* BEGIN Provided records *

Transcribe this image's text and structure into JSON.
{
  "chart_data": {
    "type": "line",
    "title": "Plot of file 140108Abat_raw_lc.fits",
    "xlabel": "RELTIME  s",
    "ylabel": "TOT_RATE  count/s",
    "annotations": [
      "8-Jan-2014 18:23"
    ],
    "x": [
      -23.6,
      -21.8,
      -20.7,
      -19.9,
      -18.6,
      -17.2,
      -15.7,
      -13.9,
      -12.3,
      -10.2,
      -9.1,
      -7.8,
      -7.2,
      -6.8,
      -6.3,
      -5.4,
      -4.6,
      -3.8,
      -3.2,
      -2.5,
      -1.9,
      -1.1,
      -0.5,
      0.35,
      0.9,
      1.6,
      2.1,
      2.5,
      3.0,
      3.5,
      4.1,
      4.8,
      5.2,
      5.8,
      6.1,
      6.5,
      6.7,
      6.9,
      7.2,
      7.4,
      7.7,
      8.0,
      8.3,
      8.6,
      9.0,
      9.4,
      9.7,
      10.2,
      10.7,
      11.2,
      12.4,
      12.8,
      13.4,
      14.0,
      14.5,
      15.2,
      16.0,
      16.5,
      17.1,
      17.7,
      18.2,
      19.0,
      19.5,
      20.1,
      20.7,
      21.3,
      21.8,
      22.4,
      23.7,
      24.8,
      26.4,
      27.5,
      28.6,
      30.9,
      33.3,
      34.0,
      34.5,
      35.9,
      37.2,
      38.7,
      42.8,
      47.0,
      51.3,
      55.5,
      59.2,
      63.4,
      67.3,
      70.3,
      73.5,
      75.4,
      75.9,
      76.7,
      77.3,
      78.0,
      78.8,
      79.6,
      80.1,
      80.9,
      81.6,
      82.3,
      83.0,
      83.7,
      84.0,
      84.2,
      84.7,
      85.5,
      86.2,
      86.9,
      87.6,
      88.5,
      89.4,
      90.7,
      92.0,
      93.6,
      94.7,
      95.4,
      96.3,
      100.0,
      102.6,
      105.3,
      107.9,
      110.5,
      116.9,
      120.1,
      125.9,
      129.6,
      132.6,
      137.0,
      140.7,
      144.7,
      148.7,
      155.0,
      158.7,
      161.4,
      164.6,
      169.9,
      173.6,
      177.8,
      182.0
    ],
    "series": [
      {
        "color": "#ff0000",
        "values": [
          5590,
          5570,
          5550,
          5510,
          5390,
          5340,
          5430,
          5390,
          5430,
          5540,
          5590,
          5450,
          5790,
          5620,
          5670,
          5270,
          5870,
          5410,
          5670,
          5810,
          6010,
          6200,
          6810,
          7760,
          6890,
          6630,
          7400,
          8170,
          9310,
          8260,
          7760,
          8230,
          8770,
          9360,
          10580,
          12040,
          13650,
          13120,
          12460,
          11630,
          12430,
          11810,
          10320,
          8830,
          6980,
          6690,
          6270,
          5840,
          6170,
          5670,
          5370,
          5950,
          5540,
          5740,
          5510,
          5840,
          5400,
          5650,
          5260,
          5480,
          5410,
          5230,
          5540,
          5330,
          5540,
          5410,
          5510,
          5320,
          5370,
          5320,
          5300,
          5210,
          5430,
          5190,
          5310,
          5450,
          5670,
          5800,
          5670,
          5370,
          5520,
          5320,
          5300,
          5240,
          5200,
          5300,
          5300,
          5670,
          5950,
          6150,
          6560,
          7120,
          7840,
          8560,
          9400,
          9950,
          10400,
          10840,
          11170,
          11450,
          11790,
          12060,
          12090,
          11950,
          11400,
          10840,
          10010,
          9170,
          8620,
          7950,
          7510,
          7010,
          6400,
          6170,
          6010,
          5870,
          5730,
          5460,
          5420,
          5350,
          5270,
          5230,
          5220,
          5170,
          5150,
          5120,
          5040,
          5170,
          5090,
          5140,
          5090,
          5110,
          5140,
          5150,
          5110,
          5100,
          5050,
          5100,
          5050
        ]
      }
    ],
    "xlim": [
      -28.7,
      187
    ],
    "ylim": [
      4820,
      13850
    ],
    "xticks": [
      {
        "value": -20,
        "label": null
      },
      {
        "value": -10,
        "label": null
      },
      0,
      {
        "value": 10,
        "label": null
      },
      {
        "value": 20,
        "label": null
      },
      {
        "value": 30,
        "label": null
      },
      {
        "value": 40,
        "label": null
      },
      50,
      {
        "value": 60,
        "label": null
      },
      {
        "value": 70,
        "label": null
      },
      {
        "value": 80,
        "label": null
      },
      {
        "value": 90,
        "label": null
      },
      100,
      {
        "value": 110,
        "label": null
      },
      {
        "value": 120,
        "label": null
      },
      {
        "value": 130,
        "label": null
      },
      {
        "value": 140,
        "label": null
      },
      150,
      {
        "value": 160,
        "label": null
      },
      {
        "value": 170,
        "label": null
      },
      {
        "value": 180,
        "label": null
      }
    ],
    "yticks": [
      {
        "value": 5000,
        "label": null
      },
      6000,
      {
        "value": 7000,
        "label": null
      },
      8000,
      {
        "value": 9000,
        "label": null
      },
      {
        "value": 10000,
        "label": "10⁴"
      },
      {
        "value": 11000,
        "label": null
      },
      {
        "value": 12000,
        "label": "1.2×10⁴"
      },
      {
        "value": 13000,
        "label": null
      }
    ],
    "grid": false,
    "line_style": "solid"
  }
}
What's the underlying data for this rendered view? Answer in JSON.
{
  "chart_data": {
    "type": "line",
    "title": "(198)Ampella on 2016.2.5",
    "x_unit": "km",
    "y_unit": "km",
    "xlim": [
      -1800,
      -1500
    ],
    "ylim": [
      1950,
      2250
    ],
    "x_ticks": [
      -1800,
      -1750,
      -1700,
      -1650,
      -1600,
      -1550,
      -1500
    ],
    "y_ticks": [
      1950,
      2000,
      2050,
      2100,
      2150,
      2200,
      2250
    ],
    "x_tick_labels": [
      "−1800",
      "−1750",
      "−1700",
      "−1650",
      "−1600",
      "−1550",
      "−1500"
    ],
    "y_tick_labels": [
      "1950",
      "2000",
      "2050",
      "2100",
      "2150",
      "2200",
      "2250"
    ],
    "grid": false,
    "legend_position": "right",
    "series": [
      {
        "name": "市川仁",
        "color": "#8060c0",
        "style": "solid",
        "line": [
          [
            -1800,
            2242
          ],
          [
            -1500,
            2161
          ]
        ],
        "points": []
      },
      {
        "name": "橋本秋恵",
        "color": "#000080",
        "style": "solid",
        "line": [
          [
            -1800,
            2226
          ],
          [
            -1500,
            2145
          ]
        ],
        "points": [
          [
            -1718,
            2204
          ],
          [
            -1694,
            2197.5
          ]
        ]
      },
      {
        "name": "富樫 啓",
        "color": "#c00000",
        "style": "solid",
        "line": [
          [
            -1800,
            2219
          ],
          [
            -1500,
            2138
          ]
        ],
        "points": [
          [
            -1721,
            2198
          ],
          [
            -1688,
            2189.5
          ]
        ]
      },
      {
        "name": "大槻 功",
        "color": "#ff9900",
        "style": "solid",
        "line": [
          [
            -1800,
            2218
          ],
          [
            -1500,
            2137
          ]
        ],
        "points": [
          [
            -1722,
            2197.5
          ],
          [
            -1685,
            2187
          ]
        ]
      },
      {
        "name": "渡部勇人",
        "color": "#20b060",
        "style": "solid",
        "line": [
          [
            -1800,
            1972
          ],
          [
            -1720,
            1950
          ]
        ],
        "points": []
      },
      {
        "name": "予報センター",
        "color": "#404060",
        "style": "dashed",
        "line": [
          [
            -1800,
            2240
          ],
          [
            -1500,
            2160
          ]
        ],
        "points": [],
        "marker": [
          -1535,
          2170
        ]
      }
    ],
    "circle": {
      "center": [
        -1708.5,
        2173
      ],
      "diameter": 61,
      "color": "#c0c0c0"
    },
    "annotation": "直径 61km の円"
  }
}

* END Provided records *

> **Your objective**
The records above should be repeated in full, exactly as given.

> **Result of the task**
Transcribe this image's text and structure into JSON.
{
  "chart_data": {
    "type": "line",
    "title": "Plot of file 140108Abat_raw_lc.fits",
    "xlabel": "RELTIME  s",
    "ylabel": "TOT_RATE  count/s",
    "annotations": [
      "8-Jan-2014 18:23"
    ],
    "x": [
      -23.6,
      -21.8,
      -20.7,
      -19.9,
      -18.6,
      -17.2,
      -15.7,
      -13.9,
      -12.3,
      -10.2,
      -9.1,
      -7.8,
      -7.2,
      -6.8,
      -6.3,
      -5.4,
      -4.6,
      -3.8,
      -3.2,
      -2.5,
      -1.9,
      -1.1,
      -0.5,
      0.35,
      0.9,
      1.6,
      2.1,
      2.5,
      3.0,
      3.5,
      4.1,
      4.8,
      5.2,
      5.8,
      6.1,
      6.5,
      6.7,
      6.9,
      7.2,
      7.4,
      7.7,
      8.0,
      8.3,
      8.6,
      9.0,
      9.4,
      9.7,
      10.2,
      10.7,
      11.2,
      12.4,
      12.8,
      13.4,
      14.0,
      14.5,
      15.2,
      16.0,
      16.5,
      17.1,
      17.7,
      18.2,
      19.0,
      19.5,
      20.1,
      20.7,
      21.3,
      21.8,
      22.4,
      23.7,
      24.8,
      26.4,
      27.5,
      28.6,
      30.9,
      33.3,
      34.0,
      34.5,
      35.9,
      37.2,
      38.7,
      42.8,
      47.0,
      51.3,
      55.5,
      59.2,
      63.4,
      67.3,
      70.3,
      73.5,
      75.4,
      75.9,
      76.7,
      77.3,
      78.0,
      78.8,
      79.6,
      80.1,
      80.9,
      81.6,
      82.3,
      83.0,
      83.7,
      84.0,
      84.2,
      84.7,
      85.5,
      86.2,
      86.9,
      87.6,
      88.5,
      89.4,
      90.7,
      92.0,
      93.6,
      94.7,
      95.4,
      96.3,
      100.0,
      102.6,
      105.3,
      107.9,
      110.5,
      116.9,
      120.1,
      125.9,
      129.6,
      132.6,
      137.0,
      140.7,
      144.7,
      148.7,
      155.0,
      158.7,
      161.4,
      164.6,
      169.9,
      173.6,
      177.8,
      182.0
    ],
    "series": [
      {
        "color": "#ff0000",
        "values": [
          5590,
          5570,
          5550,
          5510,
          5390,
          5340,
          5430,
          5390,
          5430,
          5540,
          5590,
          5450,
          5790,
          5620,
          5670,
          5270,
          5870,
          5410,
          5670,
          5810,
          6010,
          6200,
          6810,
          7760,
          6890,
          6630,
          7400,
          8170,
          9310,
          8260,
          7760,
          8230,
          8770,
          9360,
          10580,
          12040,
          13650,
          13120,
          12460,
          11630,
          12430,
          11810,
          10320,
          8830,
          6980,
          6690,
          6270,
          5840,
          6170,
          5670,
          5370,
          5950,
          5540,
          5740,
          5510,
          5840,
          5400,
          5650,
          5260,
          5480,
          5410,
          5230,
          5540,
          5330,
          5540,
          5410,
          5510,
          5320,
          5370,
          5320,
          5300,
          5210,
          5430,
          5190,
          5310,
          5450,
          5670,
          5800,
          5670,
          5370,
          5520,
          5320,
          5300,
          5240,
          5200,
          5300,
          5300,
          5670,
          5950,
          6150,
          6560,
          7120,
          7840,
          8560,
          9400,
          9950,
          10400,
          10840,
          11170,
          11450,
          11790,
          12060,
          12090,
          11950,
          11400,
          10840,
          10010,
          9170,
          8620,
          7950,
          7510,
          7010,
          6400,
          6170,
          6010,
          5870,
          5730,
          5460,
          5420,
          5350,
          5270,
          5230,
          5220,
          5170,
          5150,
          5120,
          5040,
          5170,
          5090,
          5140,
          5090,
          5110,
          5140,
          5150,
          5110,
          5100,
          5050,
          5100,
          5050
        ]
      }
    ],
    "xlim": [
      -28.7,
      187
    ],
    "ylim": [
      4820,
      13850
    ],
    "xticks": [
      {
        "value": -20,
        "label": null
      },
      {
        "value": -10,
        "label": null
      },
      0,
      {
        "value": 10,
        "label": null
      },
      {
        "value": 20,
        "label": null
      },
      {
        "value": 30,
        "label": null
      },
      {
        "value": 40,
        "label": null
      },
      50,
      {
        "value": 60,
        "label": null
      },
      {
        "value": 70,
        "label": null
      },
      {
        "value": 80,
        "label": null
      },
      {
        "value": 90,
        "label": null
      },
      100,
      {
        "value": 110,
        "label": null
      },
      {
        "value": 120,
        "label": null
      },
      {
        "value": 130,
        "label": null
      },
      {
        "value": 140,
        "label": null
      },
      150,
      {
        "value": 160,
        "label": null
      },
      {
        "value": 170,
        "label": null
      },
      {
        "value": 180,
        "label": null
      }
    ],
    "yticks": [
      {
        "value": 5000,
        "label": null
      },
      6000,
      {
        "value": 7000,
        "label": null
      },
      8000,
      {
        "value": 9000,
        "label": null
      },
      {
        "value": 10000,
        "label": "10⁴"
      },
      {
        "value": 11000,
        "label": null
      },
      {
        "value": 12000,
        "label": "1.2×10⁴"
      },
      {
        "value": 13000,
        "label": null
      }
    ],
    "grid": false,
    "line_style": "solid"
  }
}
What's the underlying data for this rendered view? Answer in JSON.
{
  "chart_data": {
    "type": "line",
    "title": "(198)Ampella on 2016.2.5",
    "x_unit": "km",
    "y_unit": "km",
    "xlim": [
      -1800,
      -1500
    ],
    "ylim": [
      1950,
      2250
    ],
    "x_ticks": [
      -1800,
      -1750,
      -1700,
      -1650,
      -1600,
      -1550,
      -1500
    ],
    "y_ticks": [
      1950,
      2000,
      2050,
      2100,
      2150,
      2200,
      2250
    ],
    "x_tick_labels": [
      "−1800",
      "−1750",
      "−1700",
      "−1650",
      "−1600",
      "−1550",
      "−1500"
    ],
    "y_tick_labels": [
      "1950",
      "2000",
      "2050",
      "2100",
      "2150",
      "2200",
      "2250"
    ],
    "grid": false,
    "legend_position": "right",
    "series": [
      {
        "name": "市川仁",
        "color": "#8060c0",
        "style": "solid",
        "line": [
          [
            -1800,
            2242
          ],
          [
            -1500,
            2161
          ]
        ],
        "points": []
      },
      {
        "name": "橋本秋恵",
        "color": "#000080",
        "style": "solid",
        "line": [
          [
            -1800,
            2226
          ],
          [
            -1500,
            2145
          ]
        ],
        "points": [
          [
            -1718,
            2204
          ],
          [
            -1694,
            2197.5
          ]
        ]
      },
      {
        "name": "富樫 啓",
        "color": "#c00000",
        "style": "solid",
        "line": [
          [
            -1800,
            2219
          ],
          [
            -1500,
            2138
          ]
        ],
        "points": [
          [
            -1721,
            2198
          ],
          [
            -1688,
            2189.5
          ]
        ]
      },
      {
        "name": "大槻 功",
        "color": "#ff9900",
        "style": "solid",
        "line": [
          [
            -1800,
            2218
          ],
          [
            -1500,
            2137
          ]
        ],
        "points": [
          [
            -1722,
            2197.5
          ],
          [
            -1685,
            2187
          ]
        ]
      },
      {
        "name": "渡部勇人",
        "color": "#20b060",
        "style": "solid",
        "line": [
          [
            -1800,
            1972
          ],
          [
            -1720,
            1950
          ]
        ],
        "points": []
      },
      {
        "name": "予報センター",
        "color": "#404060",
        "style": "dashed",
        "line": [
          [
            -1800,
            2240
          ],
          [
            -1500,
            2160
          ]
        ],
        "points": [],
        "marker": [
          -1535,
          2170
        ]
      }
    ],
    "circle": {
      "center": [
        -1708.5,
        2173
      ],
      "diameter": 61,
      "color": "#c0c0c0"
    },
    "annotation": "直径 61km の円"
  }
}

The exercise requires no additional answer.